→ **SUPPLIED MATERIAL**:
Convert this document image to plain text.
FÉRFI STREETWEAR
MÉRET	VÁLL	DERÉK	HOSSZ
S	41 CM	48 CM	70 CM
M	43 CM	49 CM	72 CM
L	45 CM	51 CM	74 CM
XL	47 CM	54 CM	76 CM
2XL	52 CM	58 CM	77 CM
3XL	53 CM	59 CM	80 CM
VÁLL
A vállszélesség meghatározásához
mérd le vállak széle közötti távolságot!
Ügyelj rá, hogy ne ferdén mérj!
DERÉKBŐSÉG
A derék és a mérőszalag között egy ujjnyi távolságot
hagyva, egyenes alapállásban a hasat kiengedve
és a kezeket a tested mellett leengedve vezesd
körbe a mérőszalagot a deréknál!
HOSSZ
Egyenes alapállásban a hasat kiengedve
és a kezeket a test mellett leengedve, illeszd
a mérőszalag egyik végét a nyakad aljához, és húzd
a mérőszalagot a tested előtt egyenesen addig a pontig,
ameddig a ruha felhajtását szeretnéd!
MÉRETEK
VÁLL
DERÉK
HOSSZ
==
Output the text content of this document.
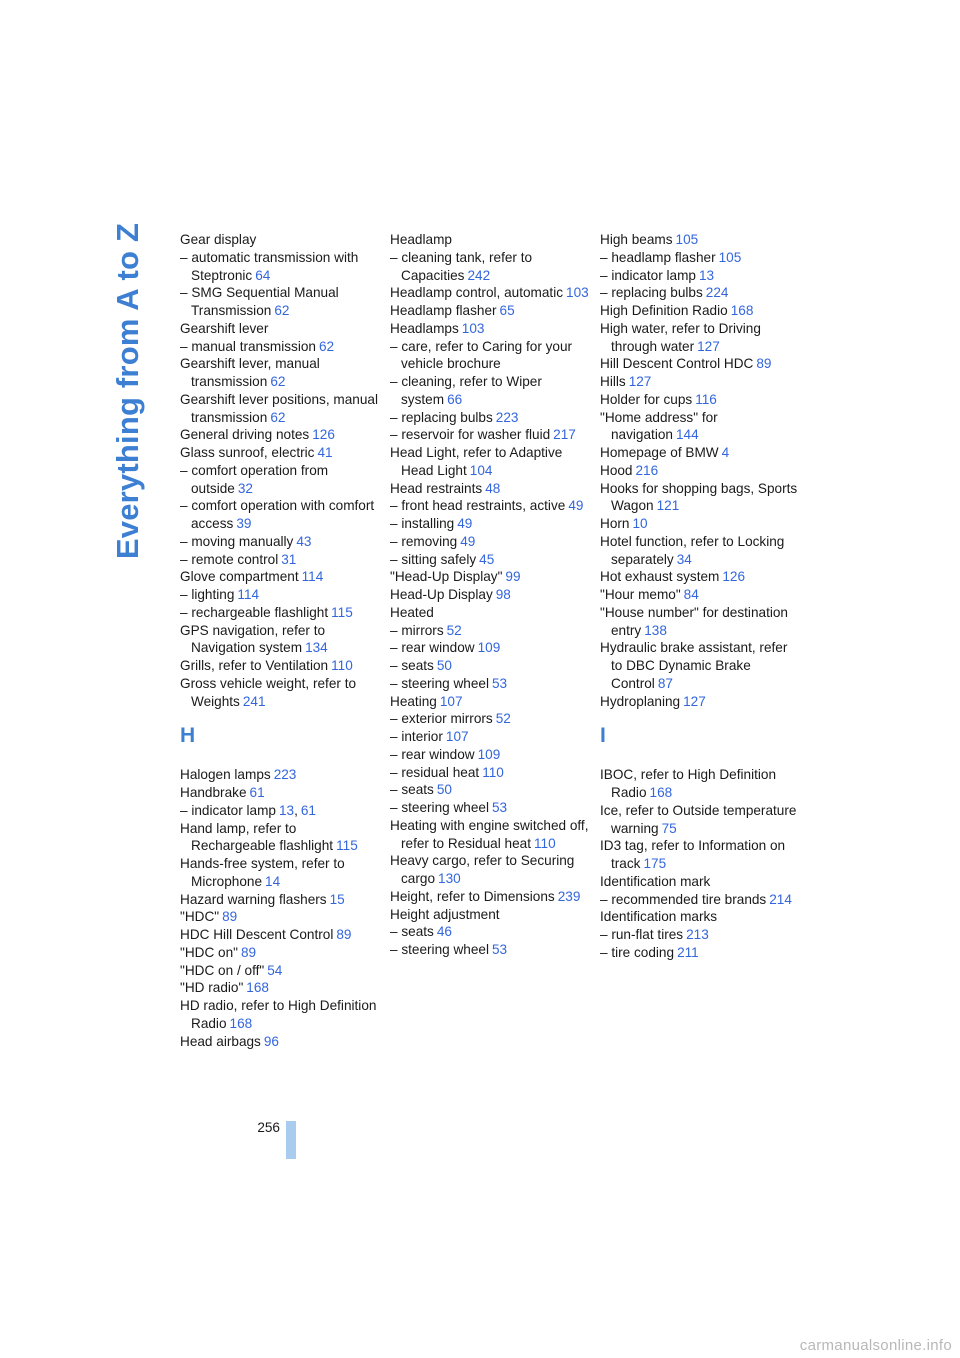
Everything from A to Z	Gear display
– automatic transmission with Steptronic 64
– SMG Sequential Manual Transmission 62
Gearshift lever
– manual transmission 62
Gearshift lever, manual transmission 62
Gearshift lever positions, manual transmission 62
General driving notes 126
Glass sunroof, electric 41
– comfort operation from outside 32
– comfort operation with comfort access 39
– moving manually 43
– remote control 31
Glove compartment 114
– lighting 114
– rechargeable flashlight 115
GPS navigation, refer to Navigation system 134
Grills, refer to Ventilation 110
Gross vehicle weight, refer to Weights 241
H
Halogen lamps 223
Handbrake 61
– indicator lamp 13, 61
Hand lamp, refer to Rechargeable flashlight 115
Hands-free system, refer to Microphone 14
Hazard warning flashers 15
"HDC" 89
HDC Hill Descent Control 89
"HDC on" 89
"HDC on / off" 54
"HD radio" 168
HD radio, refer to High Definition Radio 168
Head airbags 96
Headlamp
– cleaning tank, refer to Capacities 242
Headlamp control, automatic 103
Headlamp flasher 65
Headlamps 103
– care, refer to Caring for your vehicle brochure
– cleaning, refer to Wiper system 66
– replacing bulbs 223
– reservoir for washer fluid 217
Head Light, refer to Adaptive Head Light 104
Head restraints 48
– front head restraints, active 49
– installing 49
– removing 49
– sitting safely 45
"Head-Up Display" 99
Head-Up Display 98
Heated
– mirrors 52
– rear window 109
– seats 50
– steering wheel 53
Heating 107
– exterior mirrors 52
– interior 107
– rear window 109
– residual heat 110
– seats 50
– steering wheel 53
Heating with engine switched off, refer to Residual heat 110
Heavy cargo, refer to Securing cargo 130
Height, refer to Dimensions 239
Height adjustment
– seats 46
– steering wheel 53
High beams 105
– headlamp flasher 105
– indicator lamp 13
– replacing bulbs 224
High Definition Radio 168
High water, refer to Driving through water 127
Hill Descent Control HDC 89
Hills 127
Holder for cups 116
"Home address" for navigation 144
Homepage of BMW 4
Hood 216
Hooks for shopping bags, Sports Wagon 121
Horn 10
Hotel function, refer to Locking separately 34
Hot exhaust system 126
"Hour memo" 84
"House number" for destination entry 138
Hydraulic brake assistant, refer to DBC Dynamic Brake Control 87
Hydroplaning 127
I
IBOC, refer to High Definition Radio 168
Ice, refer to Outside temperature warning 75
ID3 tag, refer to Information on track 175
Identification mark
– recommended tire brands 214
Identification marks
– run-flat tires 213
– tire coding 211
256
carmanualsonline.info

→ **YOUR GOAL**: How many lines in these entries contain the string "kiengedve"? State the number and nothing more.

→ **RESULT OF THE EXERCISE**: 2